→ **Instruction**
State only how many lines contain the string "this".

→ **Given data**
——————————
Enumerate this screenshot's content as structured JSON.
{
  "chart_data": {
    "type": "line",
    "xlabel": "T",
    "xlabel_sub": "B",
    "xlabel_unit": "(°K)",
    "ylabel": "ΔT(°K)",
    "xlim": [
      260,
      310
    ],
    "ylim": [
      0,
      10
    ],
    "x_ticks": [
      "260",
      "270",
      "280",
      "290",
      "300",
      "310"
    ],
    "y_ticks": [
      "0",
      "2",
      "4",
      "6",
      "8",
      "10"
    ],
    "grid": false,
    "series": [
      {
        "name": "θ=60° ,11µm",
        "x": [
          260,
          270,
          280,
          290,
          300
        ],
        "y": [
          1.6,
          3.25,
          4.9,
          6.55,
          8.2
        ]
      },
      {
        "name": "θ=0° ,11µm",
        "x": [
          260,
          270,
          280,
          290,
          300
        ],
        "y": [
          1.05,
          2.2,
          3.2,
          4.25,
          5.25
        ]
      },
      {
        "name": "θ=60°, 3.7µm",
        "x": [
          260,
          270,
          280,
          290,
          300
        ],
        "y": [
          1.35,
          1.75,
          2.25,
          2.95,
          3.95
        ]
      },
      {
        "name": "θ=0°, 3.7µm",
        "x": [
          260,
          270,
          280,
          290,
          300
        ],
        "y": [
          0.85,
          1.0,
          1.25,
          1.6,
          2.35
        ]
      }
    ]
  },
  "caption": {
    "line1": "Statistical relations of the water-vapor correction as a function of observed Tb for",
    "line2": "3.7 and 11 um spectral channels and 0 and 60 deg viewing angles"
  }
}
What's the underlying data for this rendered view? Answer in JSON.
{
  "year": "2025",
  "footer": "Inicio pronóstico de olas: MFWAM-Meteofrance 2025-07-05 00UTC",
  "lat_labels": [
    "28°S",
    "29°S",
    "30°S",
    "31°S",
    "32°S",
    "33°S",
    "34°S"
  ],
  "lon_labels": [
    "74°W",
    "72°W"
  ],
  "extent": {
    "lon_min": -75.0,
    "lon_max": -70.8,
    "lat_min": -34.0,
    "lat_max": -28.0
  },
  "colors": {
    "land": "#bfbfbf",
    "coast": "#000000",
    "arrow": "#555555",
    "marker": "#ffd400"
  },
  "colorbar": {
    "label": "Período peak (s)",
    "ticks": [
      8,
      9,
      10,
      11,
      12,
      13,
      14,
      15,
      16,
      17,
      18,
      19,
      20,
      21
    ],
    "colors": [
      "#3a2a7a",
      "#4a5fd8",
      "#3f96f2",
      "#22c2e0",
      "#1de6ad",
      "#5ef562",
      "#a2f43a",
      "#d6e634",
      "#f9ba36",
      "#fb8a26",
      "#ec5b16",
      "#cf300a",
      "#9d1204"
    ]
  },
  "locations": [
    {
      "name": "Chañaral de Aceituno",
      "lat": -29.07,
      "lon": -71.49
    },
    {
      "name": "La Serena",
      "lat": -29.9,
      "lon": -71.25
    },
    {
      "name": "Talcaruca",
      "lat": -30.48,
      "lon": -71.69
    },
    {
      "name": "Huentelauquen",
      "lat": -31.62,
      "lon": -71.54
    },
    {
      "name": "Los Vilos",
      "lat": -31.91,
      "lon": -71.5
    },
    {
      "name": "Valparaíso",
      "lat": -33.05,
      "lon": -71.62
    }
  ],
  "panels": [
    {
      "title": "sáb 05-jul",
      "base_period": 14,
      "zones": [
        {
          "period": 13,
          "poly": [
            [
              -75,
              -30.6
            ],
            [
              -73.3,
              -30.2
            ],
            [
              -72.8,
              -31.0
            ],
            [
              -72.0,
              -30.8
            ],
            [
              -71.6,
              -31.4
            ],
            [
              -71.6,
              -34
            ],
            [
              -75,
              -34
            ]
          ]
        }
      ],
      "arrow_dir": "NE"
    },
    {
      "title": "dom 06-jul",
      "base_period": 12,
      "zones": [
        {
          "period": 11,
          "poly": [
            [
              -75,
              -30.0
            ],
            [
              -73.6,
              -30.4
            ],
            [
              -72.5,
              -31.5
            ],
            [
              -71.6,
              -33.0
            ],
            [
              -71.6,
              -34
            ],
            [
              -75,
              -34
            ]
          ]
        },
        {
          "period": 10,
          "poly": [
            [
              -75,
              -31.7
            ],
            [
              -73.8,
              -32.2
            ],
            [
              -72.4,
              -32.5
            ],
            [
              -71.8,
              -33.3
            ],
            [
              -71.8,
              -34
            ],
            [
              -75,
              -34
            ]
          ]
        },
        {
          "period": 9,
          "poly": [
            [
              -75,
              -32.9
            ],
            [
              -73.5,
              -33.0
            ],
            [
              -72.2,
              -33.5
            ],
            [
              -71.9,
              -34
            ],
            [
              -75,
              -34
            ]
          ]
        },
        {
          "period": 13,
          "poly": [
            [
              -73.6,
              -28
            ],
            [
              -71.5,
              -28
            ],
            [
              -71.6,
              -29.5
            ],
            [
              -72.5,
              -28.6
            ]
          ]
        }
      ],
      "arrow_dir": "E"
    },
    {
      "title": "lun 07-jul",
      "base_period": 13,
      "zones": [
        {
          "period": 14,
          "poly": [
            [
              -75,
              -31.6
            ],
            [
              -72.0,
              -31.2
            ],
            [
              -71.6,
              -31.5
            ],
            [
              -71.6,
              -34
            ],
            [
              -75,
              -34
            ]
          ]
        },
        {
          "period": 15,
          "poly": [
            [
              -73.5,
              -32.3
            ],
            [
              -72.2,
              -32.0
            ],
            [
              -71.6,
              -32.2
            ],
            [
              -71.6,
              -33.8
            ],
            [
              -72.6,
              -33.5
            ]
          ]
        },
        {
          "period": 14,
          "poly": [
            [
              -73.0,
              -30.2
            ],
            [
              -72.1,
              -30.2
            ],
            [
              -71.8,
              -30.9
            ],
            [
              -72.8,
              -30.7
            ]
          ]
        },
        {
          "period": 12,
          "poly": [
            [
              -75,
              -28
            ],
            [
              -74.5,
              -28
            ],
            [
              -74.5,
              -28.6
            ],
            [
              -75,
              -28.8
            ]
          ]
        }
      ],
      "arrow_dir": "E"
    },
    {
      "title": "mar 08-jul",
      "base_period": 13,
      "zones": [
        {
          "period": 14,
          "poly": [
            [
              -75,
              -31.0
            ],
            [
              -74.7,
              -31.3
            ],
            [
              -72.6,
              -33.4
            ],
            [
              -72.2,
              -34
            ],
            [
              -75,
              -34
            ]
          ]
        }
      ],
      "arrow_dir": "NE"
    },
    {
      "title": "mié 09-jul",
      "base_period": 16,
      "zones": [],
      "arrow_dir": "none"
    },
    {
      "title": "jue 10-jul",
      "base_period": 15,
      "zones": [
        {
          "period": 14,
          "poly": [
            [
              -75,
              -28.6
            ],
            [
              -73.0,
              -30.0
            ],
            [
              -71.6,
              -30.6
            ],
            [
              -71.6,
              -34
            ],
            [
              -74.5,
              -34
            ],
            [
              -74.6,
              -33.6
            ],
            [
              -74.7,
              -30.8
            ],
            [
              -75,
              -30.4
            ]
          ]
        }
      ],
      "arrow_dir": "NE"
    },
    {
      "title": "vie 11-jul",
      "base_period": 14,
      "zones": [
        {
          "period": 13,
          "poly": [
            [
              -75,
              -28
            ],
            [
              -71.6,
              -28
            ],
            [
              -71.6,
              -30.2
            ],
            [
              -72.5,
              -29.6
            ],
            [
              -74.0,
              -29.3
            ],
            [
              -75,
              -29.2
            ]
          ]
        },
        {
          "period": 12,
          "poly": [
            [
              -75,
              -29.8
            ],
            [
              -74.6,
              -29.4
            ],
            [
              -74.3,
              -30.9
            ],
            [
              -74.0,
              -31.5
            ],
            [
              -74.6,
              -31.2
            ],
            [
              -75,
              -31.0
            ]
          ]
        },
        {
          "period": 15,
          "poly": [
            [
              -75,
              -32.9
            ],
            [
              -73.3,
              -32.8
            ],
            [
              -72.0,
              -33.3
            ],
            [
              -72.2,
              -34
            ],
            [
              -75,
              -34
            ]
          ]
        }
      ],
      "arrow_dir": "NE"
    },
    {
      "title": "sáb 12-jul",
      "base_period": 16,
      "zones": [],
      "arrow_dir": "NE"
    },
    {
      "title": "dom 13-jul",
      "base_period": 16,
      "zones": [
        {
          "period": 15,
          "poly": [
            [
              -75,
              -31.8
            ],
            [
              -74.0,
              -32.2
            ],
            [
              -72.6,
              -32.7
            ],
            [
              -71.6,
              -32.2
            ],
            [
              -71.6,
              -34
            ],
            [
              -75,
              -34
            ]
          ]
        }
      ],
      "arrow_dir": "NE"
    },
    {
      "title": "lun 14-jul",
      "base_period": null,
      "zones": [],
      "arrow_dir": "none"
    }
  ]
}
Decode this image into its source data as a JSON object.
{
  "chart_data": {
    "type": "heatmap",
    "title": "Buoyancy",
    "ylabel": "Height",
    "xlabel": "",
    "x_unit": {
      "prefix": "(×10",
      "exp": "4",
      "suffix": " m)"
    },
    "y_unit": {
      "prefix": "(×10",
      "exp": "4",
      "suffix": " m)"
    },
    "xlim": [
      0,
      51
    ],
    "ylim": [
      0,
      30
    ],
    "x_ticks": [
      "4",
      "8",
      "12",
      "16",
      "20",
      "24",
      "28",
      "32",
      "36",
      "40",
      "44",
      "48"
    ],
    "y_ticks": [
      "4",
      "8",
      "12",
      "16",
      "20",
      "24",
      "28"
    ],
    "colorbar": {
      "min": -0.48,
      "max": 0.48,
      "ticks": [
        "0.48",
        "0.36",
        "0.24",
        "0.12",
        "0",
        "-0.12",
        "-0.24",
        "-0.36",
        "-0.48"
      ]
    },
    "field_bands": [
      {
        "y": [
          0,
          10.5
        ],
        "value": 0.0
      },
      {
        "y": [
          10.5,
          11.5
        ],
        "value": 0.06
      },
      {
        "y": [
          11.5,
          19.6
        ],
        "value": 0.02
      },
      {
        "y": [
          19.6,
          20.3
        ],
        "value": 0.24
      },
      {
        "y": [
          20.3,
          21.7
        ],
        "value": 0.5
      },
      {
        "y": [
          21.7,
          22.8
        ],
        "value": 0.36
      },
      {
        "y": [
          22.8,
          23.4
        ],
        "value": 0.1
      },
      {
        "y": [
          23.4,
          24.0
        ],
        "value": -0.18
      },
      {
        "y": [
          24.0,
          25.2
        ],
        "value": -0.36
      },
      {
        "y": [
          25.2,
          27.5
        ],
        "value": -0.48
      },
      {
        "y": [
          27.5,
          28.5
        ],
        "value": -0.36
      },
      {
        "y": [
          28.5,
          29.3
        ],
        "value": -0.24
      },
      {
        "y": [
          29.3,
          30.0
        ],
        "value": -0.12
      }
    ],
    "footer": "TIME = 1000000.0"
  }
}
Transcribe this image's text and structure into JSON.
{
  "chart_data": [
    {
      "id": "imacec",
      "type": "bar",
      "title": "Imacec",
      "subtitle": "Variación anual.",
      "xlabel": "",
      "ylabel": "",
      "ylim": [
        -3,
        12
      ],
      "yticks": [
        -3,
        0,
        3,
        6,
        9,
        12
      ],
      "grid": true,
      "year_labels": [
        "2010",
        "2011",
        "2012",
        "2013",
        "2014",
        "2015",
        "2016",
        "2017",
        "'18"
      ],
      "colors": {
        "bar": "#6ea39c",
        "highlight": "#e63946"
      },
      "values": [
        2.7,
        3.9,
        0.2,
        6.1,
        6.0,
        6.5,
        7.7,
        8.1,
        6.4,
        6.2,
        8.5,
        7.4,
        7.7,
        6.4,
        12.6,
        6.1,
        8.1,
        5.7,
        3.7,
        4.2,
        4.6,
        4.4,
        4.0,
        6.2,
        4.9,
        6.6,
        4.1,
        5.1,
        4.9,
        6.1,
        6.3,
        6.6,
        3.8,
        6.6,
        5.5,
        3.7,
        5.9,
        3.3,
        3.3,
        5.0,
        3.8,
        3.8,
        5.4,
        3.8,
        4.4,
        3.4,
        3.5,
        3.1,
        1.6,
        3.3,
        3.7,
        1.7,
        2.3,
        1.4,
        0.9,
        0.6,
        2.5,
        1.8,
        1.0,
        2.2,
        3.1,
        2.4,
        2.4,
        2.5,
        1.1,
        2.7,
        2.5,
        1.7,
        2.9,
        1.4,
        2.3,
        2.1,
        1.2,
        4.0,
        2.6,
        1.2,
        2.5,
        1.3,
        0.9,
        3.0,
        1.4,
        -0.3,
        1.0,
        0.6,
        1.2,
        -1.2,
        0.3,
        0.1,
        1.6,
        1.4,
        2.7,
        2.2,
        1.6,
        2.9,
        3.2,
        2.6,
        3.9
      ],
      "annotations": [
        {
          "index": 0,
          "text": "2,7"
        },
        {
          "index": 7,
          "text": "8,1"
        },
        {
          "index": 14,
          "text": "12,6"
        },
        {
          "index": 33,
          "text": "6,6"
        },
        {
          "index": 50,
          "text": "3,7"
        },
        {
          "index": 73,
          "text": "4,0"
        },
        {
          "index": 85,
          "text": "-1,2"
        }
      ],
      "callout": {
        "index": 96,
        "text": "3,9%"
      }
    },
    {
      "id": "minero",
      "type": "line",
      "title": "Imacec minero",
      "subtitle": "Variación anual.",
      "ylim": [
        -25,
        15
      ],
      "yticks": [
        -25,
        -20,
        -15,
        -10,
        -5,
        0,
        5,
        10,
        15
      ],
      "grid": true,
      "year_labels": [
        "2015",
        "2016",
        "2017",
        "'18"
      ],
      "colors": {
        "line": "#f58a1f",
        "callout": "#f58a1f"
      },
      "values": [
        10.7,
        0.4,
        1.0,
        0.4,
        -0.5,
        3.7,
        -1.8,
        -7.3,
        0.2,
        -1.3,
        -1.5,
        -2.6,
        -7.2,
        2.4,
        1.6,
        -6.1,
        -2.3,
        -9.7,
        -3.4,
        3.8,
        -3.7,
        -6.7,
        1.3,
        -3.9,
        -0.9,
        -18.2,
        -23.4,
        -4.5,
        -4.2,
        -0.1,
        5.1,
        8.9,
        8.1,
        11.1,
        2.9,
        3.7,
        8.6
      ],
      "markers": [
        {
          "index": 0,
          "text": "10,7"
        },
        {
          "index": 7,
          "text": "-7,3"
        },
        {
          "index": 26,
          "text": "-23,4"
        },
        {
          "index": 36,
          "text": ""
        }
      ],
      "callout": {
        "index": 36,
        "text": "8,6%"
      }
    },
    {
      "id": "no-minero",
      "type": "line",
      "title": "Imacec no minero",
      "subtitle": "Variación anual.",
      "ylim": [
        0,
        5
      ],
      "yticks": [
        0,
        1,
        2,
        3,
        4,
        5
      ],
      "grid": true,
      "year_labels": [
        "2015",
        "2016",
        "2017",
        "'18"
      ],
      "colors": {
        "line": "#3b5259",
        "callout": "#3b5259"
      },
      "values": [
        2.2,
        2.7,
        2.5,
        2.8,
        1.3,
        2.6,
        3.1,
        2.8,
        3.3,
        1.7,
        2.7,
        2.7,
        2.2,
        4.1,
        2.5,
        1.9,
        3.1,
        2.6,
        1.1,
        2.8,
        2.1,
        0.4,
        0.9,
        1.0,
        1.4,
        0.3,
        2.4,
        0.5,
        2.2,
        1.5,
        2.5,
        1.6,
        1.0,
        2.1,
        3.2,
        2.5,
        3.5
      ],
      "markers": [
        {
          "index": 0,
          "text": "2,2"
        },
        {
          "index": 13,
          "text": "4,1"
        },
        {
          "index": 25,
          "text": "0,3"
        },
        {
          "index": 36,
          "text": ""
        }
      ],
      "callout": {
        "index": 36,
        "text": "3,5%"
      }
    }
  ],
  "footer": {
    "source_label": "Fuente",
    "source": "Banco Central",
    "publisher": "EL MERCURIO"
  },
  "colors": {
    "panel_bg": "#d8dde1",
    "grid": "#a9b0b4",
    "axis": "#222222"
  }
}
——————————
→ **Response**
4